Desde
la primera vez que contemplé el Caminante,
la escultura del maestro Juan Antonio
Corredor, comprendí que estaba ante una obra tan sincera como excepcional.
Arrumbada en una esquina de su amplio estudio-fundición, su injusto abandono le
daba un aire todavía más melancólico, aún más retraído desde su imponente
estampa de gigante desvalido que camina con cierta torpeza, pesadumbre y temor
por los senderos del arte y de la verdad.
Me fascinó desde el primer momento y quedé
pensativo aquel día del encuentro, preguntándome
porqué una apuesta tan sencilla podía transmitir un cúmulo tan afortunado de
sensaciones y certezas. Cada vez que la he visto ante mí, he descubierto en
ella más decisión y alguna nueva faceta
de su temperamento y he vuelto a
preguntarme otra vez porqué una obra de tanta vocación social no se expone en
alguno de los espacios de nuestra maltrecha ciudad, tantas veces huérfanos de algunas
referencias estéticas verdaderas que
enriquezcan la convivencia de los ciudadanos.

Filas de datos
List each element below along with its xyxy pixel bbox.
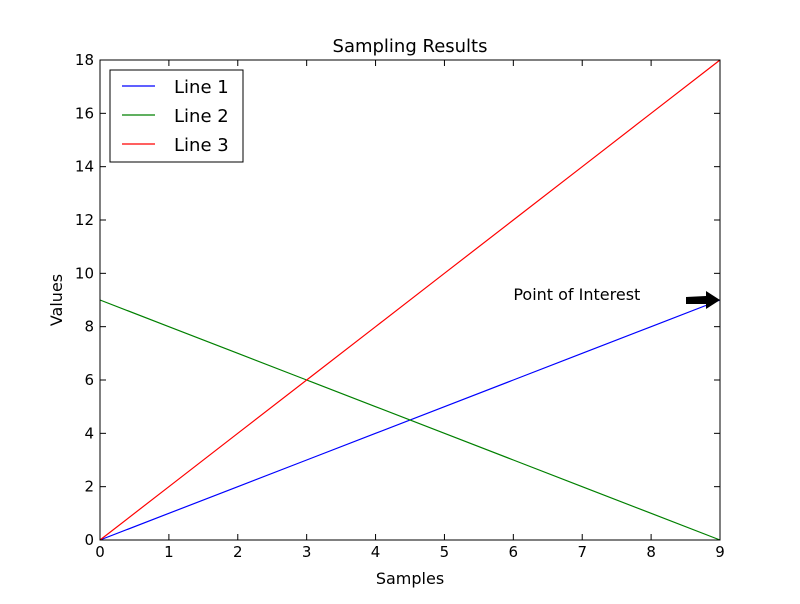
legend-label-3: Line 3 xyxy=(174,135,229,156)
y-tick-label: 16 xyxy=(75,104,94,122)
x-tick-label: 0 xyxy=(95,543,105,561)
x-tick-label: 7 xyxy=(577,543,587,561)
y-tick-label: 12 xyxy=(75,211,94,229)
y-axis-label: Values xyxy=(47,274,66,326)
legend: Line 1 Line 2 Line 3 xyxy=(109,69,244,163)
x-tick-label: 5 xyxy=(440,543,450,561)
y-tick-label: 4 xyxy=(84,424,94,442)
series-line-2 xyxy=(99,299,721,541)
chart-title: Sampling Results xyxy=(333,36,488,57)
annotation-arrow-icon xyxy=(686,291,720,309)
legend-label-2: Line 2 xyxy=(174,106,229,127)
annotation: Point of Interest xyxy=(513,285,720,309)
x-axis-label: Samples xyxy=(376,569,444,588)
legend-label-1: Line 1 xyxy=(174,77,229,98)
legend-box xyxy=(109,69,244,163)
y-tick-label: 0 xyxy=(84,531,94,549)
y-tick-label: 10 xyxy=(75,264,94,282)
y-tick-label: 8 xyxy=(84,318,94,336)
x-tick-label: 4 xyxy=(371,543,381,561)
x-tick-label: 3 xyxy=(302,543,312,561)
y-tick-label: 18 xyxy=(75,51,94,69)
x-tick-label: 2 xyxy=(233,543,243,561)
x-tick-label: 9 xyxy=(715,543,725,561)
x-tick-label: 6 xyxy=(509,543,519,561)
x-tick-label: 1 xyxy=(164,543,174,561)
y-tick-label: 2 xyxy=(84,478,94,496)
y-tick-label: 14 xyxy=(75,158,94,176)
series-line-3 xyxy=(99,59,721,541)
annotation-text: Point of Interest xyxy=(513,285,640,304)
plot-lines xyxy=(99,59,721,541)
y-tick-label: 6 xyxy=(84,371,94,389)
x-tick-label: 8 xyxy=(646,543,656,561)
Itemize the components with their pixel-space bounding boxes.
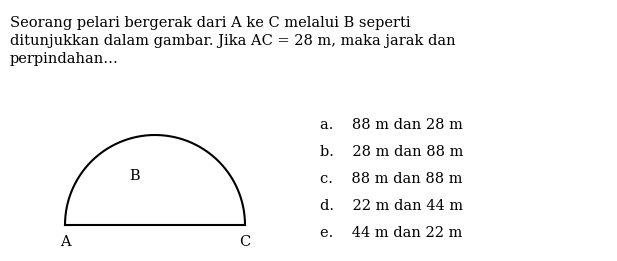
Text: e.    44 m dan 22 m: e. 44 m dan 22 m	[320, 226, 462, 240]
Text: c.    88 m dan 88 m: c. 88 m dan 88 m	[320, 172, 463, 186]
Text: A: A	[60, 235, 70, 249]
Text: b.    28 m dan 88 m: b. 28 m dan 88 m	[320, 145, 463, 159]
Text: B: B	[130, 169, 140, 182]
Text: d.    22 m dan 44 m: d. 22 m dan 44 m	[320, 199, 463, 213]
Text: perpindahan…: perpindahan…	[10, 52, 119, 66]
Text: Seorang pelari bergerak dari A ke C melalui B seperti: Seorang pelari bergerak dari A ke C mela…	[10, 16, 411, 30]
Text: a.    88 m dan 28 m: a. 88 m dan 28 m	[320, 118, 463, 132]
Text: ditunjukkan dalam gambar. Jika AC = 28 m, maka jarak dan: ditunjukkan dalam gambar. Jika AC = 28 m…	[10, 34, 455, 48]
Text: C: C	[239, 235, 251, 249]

Tarea 1
Vuelve a teclear el fragmento del texto sobre el Caminante desde "Me fascinó desde" hasta "de los ciudadanos.", ambos incluidos.
Tarea 2
Según el texto sobre el Caminante, ¿quién es el autor de esa escultura?

Solución completa 1
Me fascinó desde el primer momento y quedé
pensativo aquel día del encuentro, preguntándome
porqué una apuesta tan sencilla podía transmitir un cúmulo tan afortunado de
sensaciones y certezas. Cada vez que la he visto ante mí, he descubierto en
ella más decisión y alguna nueva faceta
de su temperamento y he vuelto a
preguntarme otra vez porqué una obra de tanta vocación social no se expone en
alguno de los espacios de nuestra maltrecha ciudad, tantas veces huérfanos de algunas
referencias estéticas verdaderas que
enriquezcan la convivencia de los ciudadanos.

Solución completa 2
El maestro Juan Antonio Corredor.